_STATED GOAL_
Return the lines exactly as they appear, beginning at the line that contains "movie-title: Kiskutya1 [4, 131, 87, 152]" and stopping after the line that contains "Annotate this image: element".

_EXCERPTED RECORDS_

_____

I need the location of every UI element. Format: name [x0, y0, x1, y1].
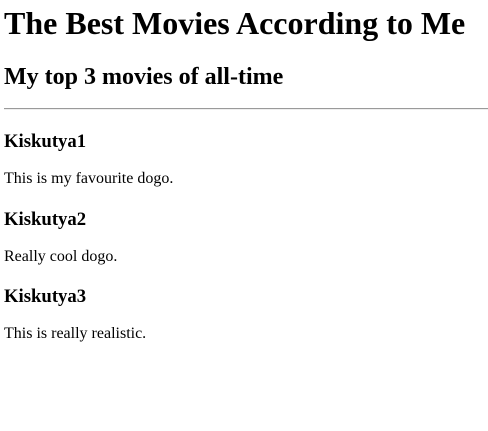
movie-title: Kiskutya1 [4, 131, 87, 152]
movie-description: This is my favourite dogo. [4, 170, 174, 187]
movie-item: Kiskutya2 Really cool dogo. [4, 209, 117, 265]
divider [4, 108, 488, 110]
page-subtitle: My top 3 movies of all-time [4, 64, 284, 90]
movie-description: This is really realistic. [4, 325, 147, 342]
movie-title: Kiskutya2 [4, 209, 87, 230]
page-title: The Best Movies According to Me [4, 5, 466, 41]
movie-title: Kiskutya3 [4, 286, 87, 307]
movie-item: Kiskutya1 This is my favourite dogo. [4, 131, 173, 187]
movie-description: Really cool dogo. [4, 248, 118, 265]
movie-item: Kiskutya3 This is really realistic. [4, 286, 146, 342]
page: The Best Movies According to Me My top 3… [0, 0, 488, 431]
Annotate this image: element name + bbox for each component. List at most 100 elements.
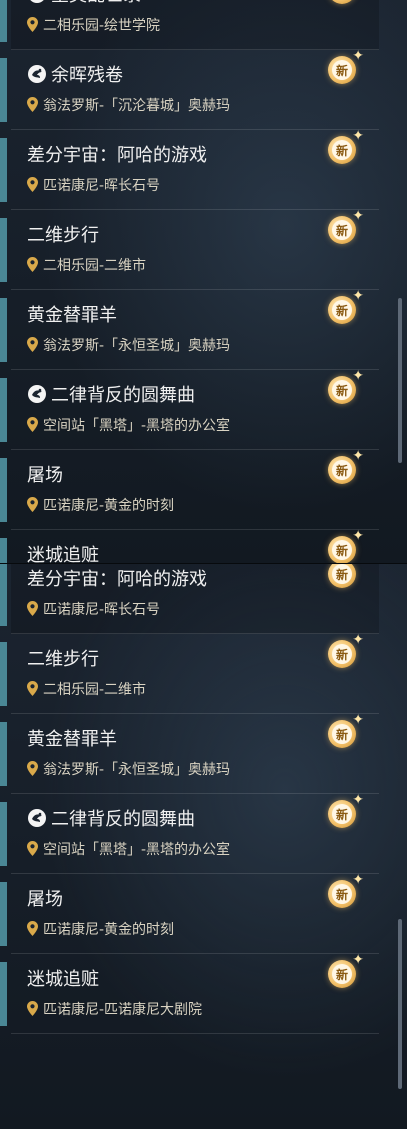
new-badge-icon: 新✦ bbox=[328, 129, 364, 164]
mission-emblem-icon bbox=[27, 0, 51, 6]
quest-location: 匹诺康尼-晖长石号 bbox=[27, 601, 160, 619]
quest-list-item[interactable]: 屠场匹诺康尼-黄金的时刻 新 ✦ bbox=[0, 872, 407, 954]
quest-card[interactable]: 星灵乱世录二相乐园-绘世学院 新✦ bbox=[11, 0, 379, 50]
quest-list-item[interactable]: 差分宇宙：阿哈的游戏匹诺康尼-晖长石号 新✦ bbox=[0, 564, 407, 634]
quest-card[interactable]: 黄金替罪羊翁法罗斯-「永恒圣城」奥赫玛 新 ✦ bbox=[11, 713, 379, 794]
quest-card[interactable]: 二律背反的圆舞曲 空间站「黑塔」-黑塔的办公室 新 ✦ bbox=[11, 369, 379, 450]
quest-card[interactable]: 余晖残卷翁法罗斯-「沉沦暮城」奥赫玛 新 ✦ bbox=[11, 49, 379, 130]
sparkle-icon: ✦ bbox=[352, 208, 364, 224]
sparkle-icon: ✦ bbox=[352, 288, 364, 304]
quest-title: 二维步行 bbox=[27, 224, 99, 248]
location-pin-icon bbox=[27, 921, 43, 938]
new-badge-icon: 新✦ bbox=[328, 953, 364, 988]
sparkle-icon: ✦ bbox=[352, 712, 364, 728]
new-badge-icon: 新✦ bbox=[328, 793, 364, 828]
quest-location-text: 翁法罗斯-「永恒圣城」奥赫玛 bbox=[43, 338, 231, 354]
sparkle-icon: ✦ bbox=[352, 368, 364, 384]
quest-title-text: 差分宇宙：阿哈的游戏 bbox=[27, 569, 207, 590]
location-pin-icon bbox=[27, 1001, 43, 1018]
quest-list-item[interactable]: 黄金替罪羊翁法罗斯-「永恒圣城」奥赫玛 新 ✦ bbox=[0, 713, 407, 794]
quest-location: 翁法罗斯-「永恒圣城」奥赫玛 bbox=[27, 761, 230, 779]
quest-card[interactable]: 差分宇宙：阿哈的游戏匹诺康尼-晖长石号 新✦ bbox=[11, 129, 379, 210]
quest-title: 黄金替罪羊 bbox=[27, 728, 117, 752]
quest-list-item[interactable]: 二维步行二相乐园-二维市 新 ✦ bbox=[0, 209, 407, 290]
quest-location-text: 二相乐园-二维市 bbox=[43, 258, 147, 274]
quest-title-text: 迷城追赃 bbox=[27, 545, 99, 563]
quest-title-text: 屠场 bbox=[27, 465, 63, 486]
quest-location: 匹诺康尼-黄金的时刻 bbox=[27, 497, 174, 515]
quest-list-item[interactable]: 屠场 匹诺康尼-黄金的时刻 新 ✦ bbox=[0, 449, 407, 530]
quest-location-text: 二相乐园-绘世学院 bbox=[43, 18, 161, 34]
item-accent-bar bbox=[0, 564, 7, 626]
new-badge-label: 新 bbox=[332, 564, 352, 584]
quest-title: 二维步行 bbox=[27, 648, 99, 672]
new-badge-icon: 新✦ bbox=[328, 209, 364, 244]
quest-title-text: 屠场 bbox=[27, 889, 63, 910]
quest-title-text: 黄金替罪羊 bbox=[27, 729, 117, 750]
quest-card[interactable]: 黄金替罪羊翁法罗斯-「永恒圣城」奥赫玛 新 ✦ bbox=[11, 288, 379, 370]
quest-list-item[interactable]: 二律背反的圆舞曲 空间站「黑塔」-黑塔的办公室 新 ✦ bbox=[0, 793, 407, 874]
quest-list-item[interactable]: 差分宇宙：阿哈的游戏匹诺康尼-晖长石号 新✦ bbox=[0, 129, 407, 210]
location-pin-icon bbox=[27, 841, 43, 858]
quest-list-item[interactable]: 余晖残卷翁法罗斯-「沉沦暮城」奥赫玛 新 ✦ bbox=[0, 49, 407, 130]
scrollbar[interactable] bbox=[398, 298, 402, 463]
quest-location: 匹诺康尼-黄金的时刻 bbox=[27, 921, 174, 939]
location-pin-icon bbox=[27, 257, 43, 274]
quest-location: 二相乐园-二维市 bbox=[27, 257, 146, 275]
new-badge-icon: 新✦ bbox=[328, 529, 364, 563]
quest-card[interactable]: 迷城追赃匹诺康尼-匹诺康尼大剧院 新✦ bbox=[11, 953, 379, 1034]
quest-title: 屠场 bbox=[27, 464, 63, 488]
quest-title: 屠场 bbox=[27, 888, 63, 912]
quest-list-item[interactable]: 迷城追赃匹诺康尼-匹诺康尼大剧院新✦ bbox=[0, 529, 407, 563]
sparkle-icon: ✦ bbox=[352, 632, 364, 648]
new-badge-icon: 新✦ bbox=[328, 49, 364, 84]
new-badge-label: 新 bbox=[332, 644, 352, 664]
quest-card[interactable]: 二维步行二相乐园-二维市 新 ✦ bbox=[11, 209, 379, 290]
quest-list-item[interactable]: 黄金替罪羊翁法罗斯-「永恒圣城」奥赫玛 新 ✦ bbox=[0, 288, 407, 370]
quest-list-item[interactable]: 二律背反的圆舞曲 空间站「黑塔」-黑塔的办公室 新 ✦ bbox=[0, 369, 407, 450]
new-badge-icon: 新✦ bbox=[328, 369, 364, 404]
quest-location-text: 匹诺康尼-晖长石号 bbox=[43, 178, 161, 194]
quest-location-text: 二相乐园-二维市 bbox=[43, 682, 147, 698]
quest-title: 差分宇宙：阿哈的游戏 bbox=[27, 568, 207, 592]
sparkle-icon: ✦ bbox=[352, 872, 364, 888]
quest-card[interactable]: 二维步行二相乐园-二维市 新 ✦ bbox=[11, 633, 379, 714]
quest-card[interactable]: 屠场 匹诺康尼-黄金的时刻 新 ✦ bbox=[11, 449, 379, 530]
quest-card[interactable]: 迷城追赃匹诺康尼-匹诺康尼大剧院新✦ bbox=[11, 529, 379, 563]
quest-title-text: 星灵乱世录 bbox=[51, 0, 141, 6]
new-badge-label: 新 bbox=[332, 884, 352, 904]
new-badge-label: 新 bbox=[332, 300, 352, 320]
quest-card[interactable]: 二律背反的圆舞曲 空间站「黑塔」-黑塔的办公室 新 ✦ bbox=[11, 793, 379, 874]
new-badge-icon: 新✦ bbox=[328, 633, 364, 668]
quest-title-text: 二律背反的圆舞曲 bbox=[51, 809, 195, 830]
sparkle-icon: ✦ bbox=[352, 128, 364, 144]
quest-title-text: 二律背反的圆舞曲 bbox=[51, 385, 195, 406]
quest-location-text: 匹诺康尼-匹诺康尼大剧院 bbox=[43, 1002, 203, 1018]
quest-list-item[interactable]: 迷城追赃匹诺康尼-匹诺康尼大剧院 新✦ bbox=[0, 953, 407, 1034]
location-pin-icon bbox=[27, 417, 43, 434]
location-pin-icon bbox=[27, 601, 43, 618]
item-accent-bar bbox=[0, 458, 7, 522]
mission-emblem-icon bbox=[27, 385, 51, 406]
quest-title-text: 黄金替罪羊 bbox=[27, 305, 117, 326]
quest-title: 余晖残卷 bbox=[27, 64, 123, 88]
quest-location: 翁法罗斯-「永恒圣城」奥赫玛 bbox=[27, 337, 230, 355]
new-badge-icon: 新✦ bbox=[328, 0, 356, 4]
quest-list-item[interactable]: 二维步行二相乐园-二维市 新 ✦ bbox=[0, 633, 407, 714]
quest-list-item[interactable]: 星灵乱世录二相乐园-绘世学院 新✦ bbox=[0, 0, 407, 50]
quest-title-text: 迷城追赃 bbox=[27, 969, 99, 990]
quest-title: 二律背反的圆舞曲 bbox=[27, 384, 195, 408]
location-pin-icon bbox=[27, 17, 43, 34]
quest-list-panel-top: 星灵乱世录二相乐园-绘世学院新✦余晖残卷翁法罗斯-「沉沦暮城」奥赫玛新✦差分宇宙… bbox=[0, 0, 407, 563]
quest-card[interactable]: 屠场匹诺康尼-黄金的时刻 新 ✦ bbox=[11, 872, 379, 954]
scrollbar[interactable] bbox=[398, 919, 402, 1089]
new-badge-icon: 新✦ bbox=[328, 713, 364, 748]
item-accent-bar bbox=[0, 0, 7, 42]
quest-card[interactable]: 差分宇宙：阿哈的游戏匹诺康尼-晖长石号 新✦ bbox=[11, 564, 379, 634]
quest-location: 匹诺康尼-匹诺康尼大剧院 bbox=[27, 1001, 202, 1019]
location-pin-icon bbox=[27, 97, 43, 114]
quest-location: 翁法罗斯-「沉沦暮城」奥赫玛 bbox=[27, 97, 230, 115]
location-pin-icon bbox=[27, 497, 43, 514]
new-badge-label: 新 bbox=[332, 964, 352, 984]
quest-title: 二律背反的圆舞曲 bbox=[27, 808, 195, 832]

_____

_REPLY_
movie-title: Kiskutya1 [4, 131, 87, 152]
movie-description: This is my favourite dogo. [4, 170, 174, 187]
movie-item: Kiskutya2 Really cool dogo. [4, 209, 117, 265]
divider [4, 108, 488, 110]
page-subtitle: My top 3 movies of all-time [4, 64, 284, 90]
movie-description: This is really realistic. [4, 325, 147, 342]
movie-title: Kiskutya2 [4, 209, 87, 230]
page-title: The Best Movies According to Me [4, 5, 466, 41]
movie-title: Kiskutya3 [4, 286, 87, 307]
movie-item: Kiskutya1 This is my favourite dogo. [4, 131, 173, 187]
movie-description: Really cool dogo. [4, 248, 118, 265]
movie-item: Kiskutya3 This is really realistic. [4, 286, 146, 342]
page: The Best Movies According to Me My top 3… [0, 0, 488, 431]
Annotate this image: element name + bbox for each component. List at most 100 elements.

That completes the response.